» Task to complete:
Go through the data below. List every line that holds the word "Total".

[Items listed in a dataset]
= = = = =
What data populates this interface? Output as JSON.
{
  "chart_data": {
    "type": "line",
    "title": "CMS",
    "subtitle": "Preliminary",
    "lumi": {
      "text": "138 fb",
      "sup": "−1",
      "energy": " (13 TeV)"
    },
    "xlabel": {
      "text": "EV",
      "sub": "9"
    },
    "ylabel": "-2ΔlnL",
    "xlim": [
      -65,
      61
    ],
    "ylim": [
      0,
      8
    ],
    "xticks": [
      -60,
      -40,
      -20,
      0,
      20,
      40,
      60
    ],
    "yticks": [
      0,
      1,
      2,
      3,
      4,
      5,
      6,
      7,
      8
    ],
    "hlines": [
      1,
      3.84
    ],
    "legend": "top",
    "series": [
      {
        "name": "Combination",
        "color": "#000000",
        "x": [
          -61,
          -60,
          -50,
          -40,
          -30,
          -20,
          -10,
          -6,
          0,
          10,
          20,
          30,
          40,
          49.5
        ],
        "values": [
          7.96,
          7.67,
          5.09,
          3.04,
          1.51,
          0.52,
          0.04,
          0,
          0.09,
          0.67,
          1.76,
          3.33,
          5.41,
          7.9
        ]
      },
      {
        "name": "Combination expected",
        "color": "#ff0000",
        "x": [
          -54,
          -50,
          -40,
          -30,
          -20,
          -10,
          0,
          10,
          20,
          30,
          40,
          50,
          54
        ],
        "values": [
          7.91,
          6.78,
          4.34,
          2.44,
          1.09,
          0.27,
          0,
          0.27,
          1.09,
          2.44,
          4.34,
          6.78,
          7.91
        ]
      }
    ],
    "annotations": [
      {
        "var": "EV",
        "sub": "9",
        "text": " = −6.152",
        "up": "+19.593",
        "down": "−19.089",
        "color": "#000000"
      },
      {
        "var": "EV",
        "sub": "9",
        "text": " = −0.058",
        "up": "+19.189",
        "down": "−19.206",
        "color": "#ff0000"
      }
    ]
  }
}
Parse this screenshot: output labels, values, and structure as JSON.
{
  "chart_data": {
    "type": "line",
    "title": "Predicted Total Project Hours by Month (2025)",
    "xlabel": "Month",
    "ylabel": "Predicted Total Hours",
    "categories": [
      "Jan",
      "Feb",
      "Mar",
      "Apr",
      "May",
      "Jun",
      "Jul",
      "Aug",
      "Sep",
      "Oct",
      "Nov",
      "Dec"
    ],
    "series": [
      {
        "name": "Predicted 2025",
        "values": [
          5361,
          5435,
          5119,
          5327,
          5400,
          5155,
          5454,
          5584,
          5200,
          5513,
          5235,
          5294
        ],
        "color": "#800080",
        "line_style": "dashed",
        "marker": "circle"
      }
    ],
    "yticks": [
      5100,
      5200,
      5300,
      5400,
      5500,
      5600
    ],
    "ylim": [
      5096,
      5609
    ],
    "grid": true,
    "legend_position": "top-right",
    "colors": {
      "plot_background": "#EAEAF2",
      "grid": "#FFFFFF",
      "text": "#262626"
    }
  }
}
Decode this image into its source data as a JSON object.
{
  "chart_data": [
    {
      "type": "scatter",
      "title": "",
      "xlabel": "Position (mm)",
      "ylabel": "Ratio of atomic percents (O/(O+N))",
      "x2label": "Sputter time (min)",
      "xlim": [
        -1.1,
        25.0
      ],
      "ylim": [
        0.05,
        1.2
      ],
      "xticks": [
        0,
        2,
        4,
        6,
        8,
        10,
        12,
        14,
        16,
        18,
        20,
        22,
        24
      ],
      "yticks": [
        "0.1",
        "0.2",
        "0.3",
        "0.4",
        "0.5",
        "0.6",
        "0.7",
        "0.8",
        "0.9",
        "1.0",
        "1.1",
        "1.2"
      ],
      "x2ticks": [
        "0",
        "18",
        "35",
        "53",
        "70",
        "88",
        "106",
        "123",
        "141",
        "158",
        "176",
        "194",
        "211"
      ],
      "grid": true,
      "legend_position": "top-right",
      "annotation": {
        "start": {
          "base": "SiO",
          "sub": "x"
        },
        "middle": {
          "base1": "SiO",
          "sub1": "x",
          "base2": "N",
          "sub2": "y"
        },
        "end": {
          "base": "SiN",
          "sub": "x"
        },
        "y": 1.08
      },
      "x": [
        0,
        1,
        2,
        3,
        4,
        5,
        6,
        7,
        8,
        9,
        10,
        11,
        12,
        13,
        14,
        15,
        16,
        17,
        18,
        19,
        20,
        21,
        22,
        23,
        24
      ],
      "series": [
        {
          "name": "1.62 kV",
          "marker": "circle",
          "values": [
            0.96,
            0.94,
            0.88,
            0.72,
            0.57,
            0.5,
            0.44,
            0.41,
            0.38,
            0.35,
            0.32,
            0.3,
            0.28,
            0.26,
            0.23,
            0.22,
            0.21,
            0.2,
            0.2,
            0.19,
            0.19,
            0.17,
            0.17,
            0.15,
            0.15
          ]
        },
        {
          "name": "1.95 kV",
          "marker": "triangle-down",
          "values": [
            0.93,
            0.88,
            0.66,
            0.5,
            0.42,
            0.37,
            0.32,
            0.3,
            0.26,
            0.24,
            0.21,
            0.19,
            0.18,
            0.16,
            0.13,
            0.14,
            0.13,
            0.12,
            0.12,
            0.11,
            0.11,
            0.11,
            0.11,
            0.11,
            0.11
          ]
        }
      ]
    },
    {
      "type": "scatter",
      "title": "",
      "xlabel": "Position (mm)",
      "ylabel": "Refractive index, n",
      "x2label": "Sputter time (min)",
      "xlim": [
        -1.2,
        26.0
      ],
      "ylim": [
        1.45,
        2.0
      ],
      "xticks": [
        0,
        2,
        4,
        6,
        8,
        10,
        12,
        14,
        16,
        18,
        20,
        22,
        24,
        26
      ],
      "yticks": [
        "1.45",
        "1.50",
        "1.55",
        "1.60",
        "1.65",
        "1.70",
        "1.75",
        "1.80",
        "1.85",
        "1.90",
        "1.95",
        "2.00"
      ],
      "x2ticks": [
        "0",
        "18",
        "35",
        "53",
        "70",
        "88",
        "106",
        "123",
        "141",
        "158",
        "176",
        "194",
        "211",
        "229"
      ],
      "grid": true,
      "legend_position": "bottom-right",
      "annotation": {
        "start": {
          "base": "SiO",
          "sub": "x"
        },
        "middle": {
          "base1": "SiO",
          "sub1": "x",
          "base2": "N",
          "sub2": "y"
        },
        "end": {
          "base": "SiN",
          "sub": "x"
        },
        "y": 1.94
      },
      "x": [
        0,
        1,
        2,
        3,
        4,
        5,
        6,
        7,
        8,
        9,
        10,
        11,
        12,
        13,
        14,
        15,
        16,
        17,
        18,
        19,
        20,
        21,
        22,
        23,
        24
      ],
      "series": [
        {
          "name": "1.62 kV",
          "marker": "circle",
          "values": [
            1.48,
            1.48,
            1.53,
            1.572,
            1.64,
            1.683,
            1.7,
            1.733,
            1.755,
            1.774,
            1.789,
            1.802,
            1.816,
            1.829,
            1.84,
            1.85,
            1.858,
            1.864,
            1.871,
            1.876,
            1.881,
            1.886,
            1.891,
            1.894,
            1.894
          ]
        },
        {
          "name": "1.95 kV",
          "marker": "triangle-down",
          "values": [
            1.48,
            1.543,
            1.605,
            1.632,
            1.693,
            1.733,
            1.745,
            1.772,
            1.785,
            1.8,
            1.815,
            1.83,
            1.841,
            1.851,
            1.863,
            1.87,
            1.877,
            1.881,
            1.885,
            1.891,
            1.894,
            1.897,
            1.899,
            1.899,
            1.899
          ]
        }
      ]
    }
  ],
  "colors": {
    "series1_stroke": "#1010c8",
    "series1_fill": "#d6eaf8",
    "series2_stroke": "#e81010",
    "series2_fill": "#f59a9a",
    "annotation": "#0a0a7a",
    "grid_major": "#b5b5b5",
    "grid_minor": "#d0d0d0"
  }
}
= = = = =
» Solution for this problem:
    "title": "Predicted Total Project Hours by Month (2025)",
    "ylabel": "Predicted Total Hours",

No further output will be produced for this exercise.